● **ENTRIES PROVIDED**
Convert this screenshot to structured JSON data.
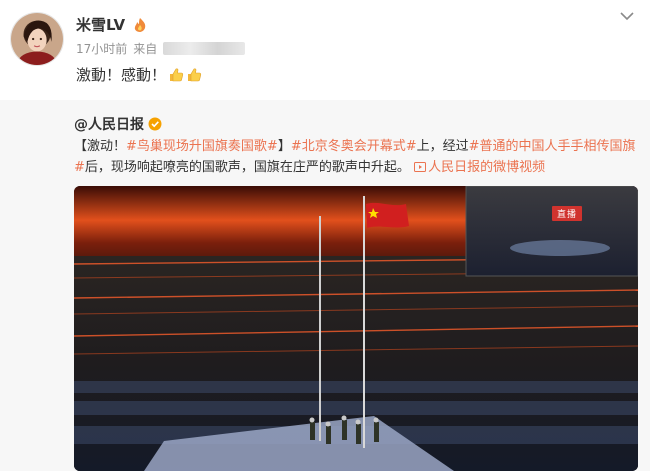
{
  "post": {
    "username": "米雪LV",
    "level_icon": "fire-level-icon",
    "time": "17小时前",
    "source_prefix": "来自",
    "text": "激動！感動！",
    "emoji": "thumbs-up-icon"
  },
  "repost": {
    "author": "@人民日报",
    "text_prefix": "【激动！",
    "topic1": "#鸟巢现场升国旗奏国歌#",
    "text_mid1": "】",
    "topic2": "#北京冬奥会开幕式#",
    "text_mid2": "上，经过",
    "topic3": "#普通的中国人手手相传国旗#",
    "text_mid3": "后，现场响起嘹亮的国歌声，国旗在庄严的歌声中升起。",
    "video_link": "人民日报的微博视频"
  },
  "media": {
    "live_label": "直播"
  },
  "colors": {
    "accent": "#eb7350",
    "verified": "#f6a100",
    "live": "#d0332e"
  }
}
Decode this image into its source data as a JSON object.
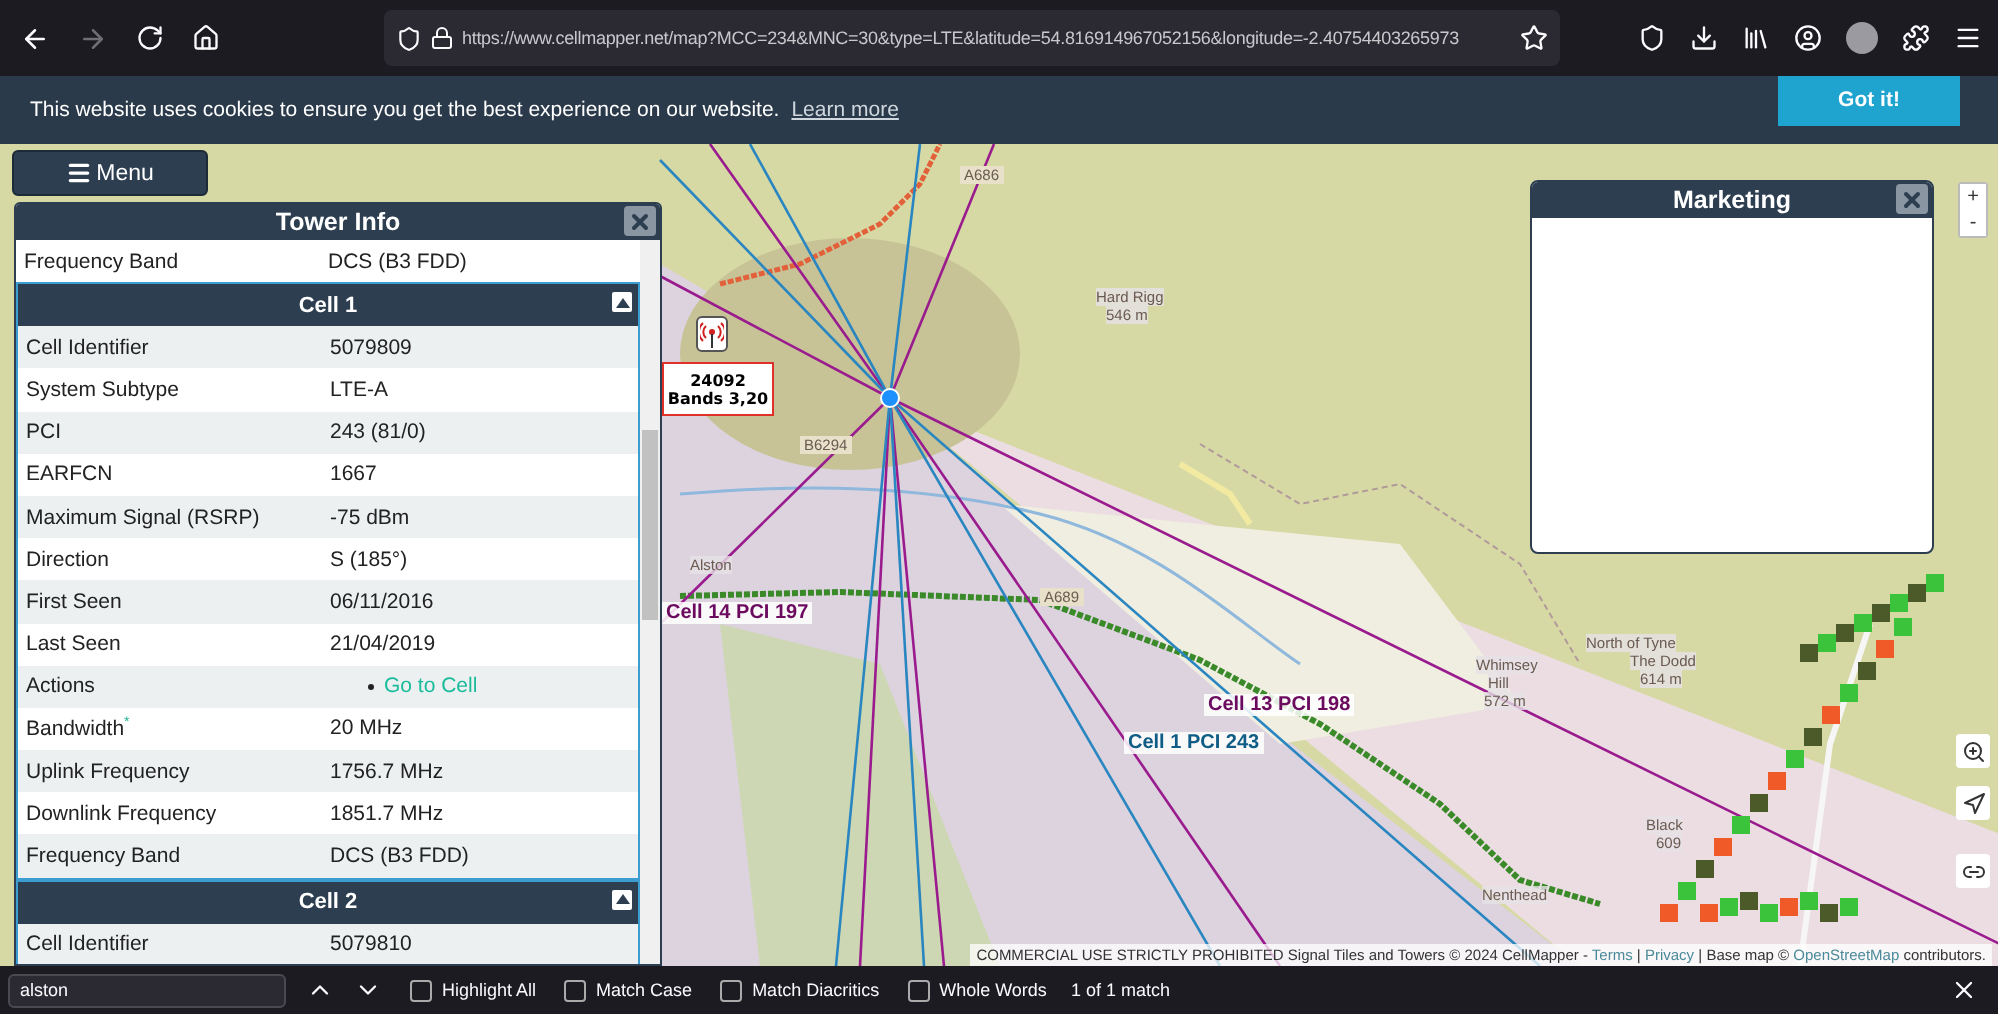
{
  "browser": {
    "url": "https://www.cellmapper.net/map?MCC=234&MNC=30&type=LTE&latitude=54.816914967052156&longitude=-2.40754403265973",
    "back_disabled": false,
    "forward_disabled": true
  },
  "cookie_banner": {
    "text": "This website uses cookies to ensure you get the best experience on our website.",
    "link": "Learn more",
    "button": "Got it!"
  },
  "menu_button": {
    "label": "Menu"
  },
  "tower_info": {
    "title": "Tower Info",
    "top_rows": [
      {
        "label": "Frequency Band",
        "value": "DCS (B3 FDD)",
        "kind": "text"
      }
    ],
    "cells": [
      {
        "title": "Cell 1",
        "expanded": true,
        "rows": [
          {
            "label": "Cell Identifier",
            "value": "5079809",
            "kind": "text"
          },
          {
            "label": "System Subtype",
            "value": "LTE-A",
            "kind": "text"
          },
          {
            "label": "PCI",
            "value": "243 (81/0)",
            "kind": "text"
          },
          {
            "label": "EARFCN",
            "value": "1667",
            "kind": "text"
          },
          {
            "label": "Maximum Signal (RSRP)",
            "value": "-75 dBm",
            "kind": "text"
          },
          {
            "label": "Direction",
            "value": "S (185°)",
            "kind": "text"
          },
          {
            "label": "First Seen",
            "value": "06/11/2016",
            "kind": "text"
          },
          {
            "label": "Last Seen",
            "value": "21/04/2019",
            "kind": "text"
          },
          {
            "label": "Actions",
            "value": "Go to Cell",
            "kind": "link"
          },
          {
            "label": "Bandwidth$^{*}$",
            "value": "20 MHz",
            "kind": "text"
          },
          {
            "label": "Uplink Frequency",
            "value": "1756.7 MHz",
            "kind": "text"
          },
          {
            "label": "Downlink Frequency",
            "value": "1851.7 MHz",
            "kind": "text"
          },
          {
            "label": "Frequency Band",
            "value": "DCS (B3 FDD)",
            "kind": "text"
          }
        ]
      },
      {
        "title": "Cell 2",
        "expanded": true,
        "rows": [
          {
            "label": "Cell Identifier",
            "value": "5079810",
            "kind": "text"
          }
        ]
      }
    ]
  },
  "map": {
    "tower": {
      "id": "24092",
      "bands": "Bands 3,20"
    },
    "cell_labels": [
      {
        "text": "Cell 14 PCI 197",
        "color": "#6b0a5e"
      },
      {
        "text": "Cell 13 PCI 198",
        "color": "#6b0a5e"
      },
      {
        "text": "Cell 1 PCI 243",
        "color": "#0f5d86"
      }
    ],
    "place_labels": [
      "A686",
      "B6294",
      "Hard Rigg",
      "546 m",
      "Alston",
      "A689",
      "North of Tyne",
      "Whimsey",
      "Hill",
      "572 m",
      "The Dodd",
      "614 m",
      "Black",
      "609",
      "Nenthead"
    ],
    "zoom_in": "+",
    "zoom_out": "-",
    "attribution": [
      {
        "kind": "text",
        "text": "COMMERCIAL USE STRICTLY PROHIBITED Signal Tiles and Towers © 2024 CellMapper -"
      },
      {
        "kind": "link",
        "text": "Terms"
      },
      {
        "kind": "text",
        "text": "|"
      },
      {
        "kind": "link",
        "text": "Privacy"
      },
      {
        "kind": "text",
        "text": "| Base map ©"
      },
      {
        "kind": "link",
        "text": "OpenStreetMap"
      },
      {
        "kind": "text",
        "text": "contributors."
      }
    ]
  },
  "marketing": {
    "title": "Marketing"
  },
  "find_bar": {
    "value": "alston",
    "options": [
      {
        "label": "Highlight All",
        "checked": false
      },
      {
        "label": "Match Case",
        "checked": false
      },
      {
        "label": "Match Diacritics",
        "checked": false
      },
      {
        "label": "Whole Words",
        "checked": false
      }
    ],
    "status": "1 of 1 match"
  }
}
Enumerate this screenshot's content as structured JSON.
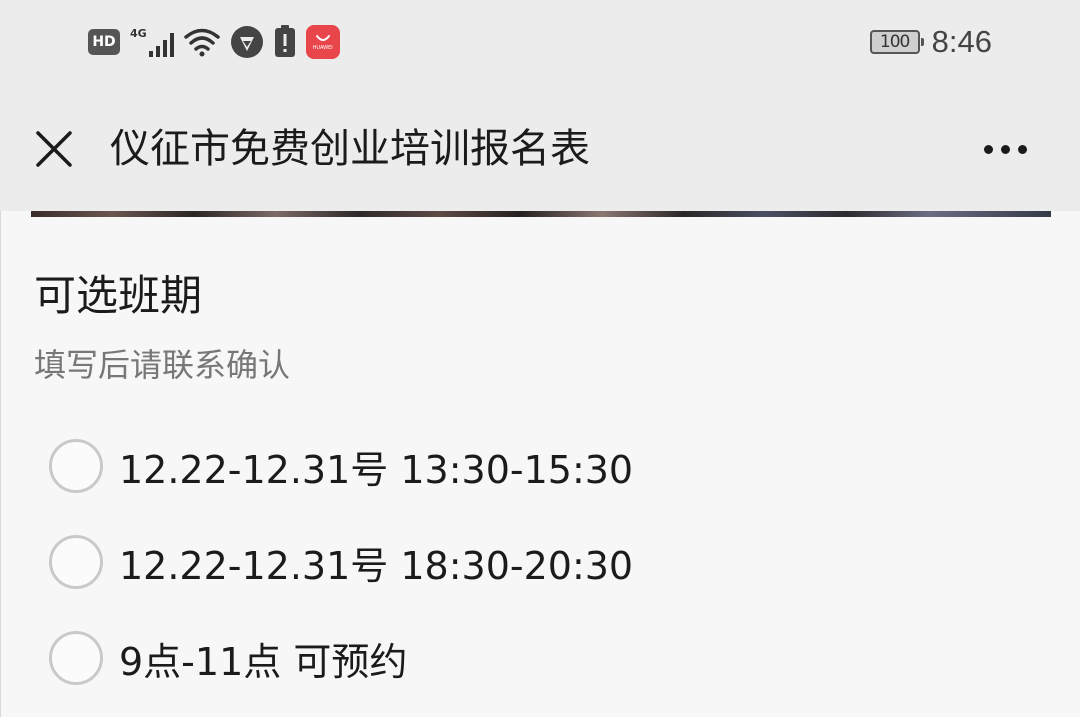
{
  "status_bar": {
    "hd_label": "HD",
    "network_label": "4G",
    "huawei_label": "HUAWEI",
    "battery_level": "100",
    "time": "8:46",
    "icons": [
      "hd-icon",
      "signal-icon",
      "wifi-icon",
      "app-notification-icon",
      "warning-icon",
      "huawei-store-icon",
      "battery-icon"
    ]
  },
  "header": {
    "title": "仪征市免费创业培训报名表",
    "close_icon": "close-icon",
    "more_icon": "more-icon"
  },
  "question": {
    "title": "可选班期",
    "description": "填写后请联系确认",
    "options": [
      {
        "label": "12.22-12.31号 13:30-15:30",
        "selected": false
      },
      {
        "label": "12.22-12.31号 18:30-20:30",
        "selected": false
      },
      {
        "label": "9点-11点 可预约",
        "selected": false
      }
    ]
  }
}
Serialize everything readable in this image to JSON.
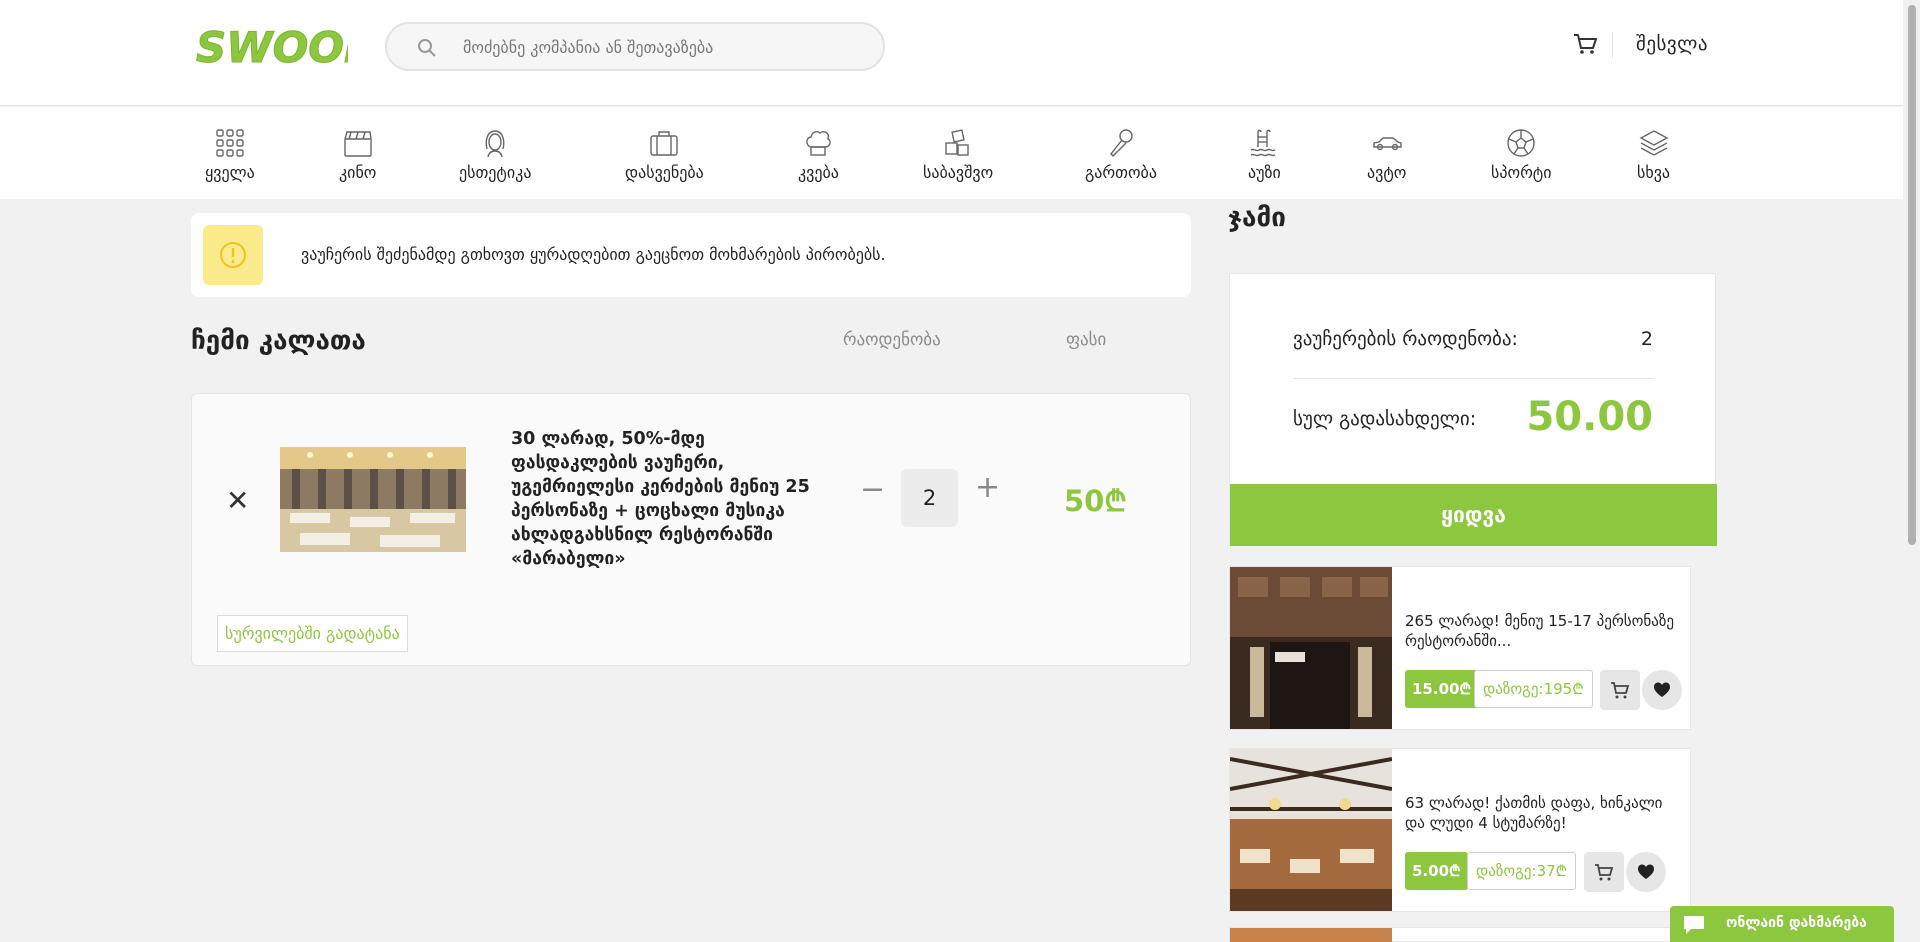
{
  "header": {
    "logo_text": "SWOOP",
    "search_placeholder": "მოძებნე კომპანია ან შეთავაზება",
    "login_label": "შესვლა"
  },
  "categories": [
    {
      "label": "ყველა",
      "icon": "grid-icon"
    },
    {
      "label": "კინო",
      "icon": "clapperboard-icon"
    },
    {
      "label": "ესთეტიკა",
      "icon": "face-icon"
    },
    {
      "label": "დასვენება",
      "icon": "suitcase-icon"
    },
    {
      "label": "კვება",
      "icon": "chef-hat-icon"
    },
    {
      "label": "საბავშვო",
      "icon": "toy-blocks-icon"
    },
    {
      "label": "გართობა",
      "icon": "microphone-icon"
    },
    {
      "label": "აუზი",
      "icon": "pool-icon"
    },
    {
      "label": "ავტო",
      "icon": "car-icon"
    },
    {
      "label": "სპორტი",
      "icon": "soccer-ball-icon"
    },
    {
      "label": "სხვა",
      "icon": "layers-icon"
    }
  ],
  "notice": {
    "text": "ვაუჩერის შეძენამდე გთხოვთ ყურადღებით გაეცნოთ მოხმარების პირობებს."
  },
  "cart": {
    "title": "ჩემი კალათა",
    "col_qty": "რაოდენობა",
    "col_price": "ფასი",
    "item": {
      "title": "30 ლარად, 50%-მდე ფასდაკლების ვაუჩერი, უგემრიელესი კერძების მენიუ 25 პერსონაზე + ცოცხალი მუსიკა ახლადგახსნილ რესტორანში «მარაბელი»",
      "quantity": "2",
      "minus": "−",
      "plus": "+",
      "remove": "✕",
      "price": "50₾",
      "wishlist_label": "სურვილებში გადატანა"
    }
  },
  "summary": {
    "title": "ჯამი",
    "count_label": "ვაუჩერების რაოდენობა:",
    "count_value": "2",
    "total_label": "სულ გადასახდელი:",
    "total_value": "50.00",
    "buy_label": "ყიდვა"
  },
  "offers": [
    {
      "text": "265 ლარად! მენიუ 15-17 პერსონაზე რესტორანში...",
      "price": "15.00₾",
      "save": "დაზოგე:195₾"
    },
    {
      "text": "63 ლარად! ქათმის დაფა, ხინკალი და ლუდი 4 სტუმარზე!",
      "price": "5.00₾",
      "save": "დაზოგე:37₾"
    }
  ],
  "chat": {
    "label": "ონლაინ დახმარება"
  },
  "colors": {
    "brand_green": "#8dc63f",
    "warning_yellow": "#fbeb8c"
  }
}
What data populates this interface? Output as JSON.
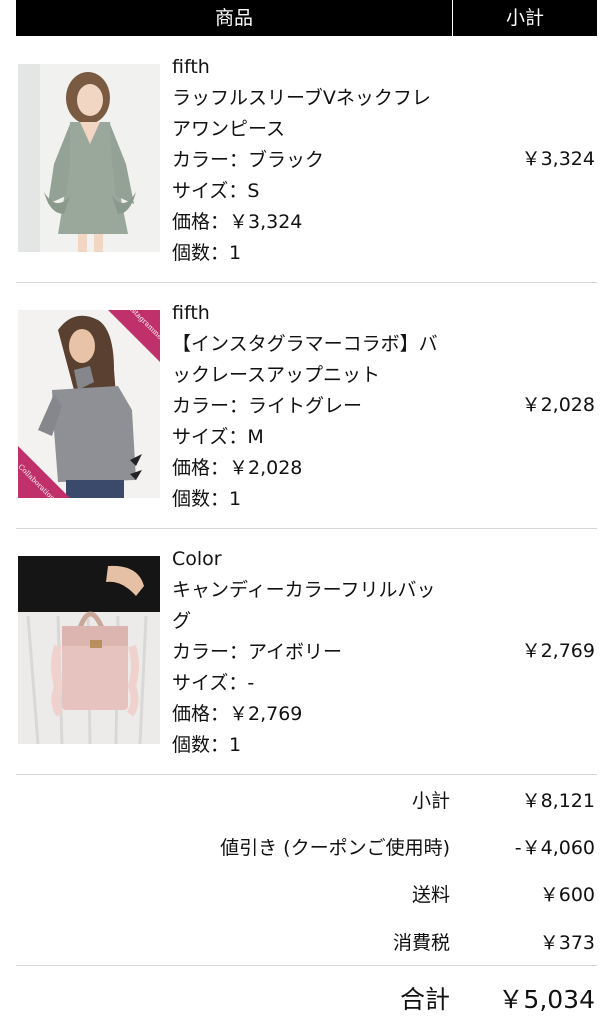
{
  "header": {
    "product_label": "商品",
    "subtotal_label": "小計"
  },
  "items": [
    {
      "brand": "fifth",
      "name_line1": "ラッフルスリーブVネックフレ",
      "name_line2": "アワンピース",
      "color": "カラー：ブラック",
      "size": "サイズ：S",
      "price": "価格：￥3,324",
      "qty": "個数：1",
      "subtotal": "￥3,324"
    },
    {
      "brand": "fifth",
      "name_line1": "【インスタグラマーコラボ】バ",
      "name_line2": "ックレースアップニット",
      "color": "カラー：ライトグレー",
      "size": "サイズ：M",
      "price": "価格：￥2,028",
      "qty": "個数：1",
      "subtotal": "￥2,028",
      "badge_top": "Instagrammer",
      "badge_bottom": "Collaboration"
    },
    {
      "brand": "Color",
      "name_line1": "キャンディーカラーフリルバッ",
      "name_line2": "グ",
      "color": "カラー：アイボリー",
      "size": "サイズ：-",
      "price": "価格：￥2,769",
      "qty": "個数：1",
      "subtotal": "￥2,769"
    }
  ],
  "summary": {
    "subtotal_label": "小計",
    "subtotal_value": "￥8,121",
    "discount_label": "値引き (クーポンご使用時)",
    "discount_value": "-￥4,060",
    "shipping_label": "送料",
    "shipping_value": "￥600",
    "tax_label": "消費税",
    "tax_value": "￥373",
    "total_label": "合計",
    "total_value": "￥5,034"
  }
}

● **EXERCISE GOAL**
Tally the lines above containing "პერსონაზე". Answer with the count only.

● **EXPECTED ANSWER**
2